[Annotated element listings]
[Begin]
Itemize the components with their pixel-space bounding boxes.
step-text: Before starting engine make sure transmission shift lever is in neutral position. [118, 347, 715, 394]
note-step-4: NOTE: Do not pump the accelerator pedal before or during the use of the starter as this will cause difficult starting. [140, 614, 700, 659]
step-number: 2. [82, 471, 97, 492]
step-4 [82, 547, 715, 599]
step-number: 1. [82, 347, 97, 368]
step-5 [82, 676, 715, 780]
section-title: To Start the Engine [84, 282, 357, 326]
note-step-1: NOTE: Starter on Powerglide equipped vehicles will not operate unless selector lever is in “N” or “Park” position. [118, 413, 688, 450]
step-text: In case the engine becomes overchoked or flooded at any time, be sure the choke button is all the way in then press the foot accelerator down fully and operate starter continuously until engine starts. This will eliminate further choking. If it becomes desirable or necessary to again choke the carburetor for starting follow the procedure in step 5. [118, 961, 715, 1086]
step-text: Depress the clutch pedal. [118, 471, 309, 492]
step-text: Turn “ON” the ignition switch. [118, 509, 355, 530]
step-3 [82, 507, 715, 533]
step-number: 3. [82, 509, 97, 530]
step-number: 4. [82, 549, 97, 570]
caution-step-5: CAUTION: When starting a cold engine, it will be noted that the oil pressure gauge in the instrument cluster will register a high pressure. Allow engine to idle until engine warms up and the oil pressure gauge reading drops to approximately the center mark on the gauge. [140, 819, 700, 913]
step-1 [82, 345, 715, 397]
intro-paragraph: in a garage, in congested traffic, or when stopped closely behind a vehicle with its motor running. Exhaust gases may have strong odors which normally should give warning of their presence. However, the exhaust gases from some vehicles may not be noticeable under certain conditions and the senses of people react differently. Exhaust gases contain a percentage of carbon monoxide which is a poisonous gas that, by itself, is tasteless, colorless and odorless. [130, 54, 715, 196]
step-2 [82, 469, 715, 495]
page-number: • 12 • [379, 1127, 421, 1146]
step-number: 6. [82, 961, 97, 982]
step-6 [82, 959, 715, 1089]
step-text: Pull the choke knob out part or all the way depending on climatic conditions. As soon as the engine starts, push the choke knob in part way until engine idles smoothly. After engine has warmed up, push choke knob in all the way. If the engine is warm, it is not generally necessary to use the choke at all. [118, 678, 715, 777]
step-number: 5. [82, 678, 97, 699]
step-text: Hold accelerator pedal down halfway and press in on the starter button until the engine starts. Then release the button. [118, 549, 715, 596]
[End]
Update the lines starting at the first line and ending at the line that contains "step-number: 4. [82, 549, 97, 570]", replacing "choke button" with "choke knob" and keeping everything else unchanged.

Itemize the components with their pixel-space bounding boxes.
step-text: Before starting engine make sure transmission shift lever is in neutral position. [118, 347, 715, 394]
note-step-4: NOTE: Do not pump the accelerator pedal before or during the use of the starter as this will cause difficult starting. [140, 614, 700, 659]
step-number: 2. [82, 471, 97, 492]
step-4 [82, 547, 715, 599]
step-number: 1. [82, 347, 97, 368]
step-5 [82, 676, 715, 780]
section-title: To Start the Engine [84, 282, 357, 326]
note-step-1: NOTE: Starter on Powerglide equipped vehicles will not operate unless selector lever is in “N” or “Park” position. [118, 413, 688, 450]
step-text: In case the engine becomes overchoked or flooded at any time, be sure the choke knob is all the way in then press the foot accelerator down fully and operate starter continuously until engine starts. This will eliminate further choking. If it becomes desirable or necessary to again choke the carburetor for starting follow the procedure in step 5. [118, 961, 715, 1086]
step-text: Depress the clutch pedal. [118, 471, 309, 492]
step-text: Turn “ON” the ignition switch. [118, 509, 355, 530]
step-3 [82, 507, 715, 533]
step-number: 3. [82, 509, 97, 530]
step-number: 4. [82, 549, 97, 570]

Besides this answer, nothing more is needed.